Entries excerpted from a collection
════════════════════
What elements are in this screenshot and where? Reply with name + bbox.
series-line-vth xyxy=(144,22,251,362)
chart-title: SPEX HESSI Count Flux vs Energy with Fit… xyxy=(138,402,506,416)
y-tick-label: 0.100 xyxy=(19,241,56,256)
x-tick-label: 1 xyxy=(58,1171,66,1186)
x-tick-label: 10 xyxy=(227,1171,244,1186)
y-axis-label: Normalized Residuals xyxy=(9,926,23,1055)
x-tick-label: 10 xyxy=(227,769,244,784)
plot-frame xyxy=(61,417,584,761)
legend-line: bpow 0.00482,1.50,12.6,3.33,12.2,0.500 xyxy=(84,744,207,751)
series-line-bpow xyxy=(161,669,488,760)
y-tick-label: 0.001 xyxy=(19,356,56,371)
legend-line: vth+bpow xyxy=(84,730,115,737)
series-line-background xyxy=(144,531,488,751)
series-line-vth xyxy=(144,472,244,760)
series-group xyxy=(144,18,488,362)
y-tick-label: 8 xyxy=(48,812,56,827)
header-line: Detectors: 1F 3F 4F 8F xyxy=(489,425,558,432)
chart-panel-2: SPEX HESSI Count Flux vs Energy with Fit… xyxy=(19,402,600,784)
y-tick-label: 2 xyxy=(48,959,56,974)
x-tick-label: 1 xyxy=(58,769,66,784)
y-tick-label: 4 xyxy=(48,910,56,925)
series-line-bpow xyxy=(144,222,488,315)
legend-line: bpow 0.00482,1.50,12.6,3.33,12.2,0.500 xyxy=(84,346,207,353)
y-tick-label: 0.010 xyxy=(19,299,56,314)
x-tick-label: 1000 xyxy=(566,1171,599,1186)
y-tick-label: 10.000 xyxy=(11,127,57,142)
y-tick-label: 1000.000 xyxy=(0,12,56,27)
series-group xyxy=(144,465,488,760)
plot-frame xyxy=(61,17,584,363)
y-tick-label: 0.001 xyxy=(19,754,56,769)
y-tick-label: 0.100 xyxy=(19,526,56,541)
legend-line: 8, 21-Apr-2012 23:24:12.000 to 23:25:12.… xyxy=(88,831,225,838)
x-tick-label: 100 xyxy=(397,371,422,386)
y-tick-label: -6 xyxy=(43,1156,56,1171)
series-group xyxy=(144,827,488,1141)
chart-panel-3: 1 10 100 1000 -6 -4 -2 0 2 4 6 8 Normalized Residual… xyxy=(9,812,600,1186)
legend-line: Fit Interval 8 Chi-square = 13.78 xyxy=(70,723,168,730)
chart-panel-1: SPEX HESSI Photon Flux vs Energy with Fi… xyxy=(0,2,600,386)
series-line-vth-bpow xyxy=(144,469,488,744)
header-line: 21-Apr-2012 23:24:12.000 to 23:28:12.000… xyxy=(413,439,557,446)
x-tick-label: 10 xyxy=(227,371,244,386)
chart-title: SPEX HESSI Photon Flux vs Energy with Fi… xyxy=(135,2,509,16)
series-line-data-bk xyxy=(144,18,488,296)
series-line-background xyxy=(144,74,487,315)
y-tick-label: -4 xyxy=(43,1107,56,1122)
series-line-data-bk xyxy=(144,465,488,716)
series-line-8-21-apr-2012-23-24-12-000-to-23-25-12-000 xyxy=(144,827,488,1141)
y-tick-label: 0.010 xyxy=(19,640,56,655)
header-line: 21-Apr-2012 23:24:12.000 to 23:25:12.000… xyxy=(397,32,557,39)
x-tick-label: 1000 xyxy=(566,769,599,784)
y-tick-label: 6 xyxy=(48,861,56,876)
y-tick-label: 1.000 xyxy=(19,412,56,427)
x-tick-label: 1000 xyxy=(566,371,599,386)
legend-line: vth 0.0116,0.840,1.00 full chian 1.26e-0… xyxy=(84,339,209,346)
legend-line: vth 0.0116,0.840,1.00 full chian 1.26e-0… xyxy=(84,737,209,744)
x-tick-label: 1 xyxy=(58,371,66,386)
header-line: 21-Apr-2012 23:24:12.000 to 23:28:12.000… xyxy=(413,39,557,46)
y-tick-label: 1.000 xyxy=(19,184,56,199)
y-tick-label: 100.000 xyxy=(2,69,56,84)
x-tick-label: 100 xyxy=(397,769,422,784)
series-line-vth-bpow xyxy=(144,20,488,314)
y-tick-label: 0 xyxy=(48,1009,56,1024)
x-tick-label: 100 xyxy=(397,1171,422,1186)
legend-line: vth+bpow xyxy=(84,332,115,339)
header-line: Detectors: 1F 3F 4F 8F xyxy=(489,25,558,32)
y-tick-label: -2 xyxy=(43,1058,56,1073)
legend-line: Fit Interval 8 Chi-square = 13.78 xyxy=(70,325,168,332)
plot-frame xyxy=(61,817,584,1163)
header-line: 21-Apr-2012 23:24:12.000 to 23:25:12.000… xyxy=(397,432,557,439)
════════════════════
WHAT THIS TASK INVOLVES
Return every line of the entries above that contains the string "chian", matching case exactly.

THE OUTPUT
legend-line: vth 0.0116,0.840,1.00 full chian 1.26e-0… xyxy=(84,339,209,346)
legend-line: vth 0.0116,0.840,1.00 full chian 1.26e-0… xyxy=(84,737,209,744)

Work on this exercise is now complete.